══ Trecho selecionado ══

Hoje tenho mais de trinta livros publicados, o que não significa nada,
porque Sócrates e Cristo nunca escreveram livro e,no entanto,e mudaram
o mundo, enquanto eu, como o disse num poema, "só mudei de tinta
e de endereço". Cada um desses meus livros, contudo, teve um significado
particular. Cada um é mais do que uma pedra ou peça numa construção
ou engrenagem. Diria que cada um é uma forma de indagar e responder.
Aliás, um desses livros tinha um título indagativo: "Que
país é este?". A pergunta sendo minha, não era minha.
Colhia-a da imprensa da época, da boca de um político mineiro.
Mas transformou-se numa questão intemporal. Quanto à resposta,
passados l6 anos da publicação do livro, ela continua problemática
e deprimente.
Há escritores que quando indagados sobre o que significa escrever ou
por que escrevem, respondem ressaltando apenas seu compromisso estético
com a linguagem. Falam sobre as formas, sobre a elaboração do
texto como se a escrita literária fosse alguma coisa alienada do cotidiano
e da história, como se fosse um obelisco verbal.
Em minha atividade de escritor tenho tido a oportunidade de praticar diversos
tipos de escrita. Escrevo para jornais, escrevo livros de ensaios, escrevo poemas,
escrevo textos para rádio e televisão, textos para agências
de publicidade, etc.
Portanto, uma escrita que se irradia em várias direções,
conforme as necessidades ou solicitações. Posso passar seis anos
elaborando um poema ("A Catedral de Colônia) ou posso produzir um
texto para daqui a meia hora no "Jornal Nacional". Neste sentido escrever
é uma atividade de risco. E sempre foi assim,com autores bons e autores
ruins.
Alguém deve estar pensando enquanto lê esse texto:--Mas em que
parágrafo que ele vai falar sobre a escrita e a sociedade informacional
em que vivemos?- Não está a escrita condenada a acabar nesse mundo
audiovisual?

═══
══ Dados fornecidos ══

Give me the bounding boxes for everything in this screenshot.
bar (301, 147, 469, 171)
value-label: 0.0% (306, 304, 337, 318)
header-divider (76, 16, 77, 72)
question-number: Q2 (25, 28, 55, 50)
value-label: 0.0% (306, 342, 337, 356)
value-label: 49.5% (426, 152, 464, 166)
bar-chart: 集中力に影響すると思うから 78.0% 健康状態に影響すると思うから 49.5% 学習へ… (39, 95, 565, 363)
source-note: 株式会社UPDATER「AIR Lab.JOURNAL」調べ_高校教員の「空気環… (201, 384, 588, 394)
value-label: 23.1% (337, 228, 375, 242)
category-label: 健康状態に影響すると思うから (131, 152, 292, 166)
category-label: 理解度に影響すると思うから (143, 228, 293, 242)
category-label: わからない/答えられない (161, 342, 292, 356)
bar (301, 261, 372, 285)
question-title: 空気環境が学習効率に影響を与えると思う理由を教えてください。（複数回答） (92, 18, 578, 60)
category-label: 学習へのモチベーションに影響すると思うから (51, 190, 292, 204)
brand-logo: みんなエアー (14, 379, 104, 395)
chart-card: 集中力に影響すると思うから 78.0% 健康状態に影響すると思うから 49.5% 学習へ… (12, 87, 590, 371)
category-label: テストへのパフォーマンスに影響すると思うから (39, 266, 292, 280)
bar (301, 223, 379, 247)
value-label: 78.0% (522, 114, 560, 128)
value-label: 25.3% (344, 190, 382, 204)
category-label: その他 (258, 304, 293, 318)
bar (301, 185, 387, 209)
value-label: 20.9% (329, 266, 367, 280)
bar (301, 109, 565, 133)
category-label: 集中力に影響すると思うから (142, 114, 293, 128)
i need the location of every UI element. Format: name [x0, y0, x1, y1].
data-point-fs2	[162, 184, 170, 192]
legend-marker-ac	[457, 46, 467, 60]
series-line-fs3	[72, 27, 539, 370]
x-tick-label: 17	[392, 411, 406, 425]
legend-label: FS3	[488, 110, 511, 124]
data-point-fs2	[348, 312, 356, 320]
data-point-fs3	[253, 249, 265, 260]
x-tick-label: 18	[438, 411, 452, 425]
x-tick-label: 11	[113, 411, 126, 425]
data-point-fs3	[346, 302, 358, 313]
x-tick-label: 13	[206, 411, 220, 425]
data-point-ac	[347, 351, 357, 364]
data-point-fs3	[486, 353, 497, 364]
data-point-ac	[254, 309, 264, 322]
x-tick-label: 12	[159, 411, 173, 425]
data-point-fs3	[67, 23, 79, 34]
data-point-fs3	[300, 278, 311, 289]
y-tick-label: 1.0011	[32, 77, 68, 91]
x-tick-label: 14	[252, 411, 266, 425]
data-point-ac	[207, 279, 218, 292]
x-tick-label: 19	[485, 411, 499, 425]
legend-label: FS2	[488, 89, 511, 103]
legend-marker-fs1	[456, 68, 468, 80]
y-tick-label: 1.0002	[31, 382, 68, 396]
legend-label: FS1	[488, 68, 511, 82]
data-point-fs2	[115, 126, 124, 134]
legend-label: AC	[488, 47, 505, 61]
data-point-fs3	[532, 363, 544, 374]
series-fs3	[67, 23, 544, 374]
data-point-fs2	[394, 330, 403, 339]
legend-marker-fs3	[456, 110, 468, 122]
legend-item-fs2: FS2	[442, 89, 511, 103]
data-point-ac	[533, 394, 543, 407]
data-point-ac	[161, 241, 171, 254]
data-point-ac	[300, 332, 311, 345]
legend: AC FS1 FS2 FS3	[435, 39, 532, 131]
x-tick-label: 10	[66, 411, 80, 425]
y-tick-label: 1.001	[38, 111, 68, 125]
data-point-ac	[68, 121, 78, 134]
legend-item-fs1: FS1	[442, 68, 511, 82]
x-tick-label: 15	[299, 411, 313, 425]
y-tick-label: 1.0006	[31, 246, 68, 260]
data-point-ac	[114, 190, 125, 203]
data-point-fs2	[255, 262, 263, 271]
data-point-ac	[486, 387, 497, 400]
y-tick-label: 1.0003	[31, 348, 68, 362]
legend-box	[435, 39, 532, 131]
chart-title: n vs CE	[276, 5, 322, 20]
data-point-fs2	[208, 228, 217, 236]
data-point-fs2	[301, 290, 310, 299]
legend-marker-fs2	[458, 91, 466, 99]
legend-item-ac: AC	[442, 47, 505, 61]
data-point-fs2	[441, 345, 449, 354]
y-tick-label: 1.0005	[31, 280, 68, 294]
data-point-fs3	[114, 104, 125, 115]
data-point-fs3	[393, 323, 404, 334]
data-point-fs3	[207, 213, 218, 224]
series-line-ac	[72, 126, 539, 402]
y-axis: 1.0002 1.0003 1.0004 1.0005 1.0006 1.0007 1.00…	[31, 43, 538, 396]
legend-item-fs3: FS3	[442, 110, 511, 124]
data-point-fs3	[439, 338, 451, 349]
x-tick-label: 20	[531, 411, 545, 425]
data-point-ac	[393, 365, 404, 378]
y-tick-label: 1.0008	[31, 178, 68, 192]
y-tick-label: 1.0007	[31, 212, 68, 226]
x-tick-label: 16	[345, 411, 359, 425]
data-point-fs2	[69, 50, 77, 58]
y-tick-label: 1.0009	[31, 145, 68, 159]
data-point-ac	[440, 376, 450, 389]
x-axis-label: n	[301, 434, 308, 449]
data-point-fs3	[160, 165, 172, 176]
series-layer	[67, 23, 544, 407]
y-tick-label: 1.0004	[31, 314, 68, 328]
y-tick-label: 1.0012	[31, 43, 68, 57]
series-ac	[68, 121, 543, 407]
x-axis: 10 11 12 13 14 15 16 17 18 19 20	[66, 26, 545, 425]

═══

§ Questões de estudo
**a.** Copie do trecho sobre a escrita a passagem que vai de "Aliás, um desses" até "e deprimente.".
**b.** De acordo com o trecho sobre a escrita, quanto tempo pode levar a elaboração de um poema?

§ Respostas em ordem
**a.**
Aliás, um desses livros tinha um título indagativo: "Que
país é este?". A pergunta sendo minha, não era minha.
Colhia-a da imprensa da época, da boca de um político mineiro.
Mas transformou-se numa questão intemporal. Quanto à resposta,
passados l6 anos da publicação do livro, ela continua problemática
e deprimente.

**b.** Seis anos.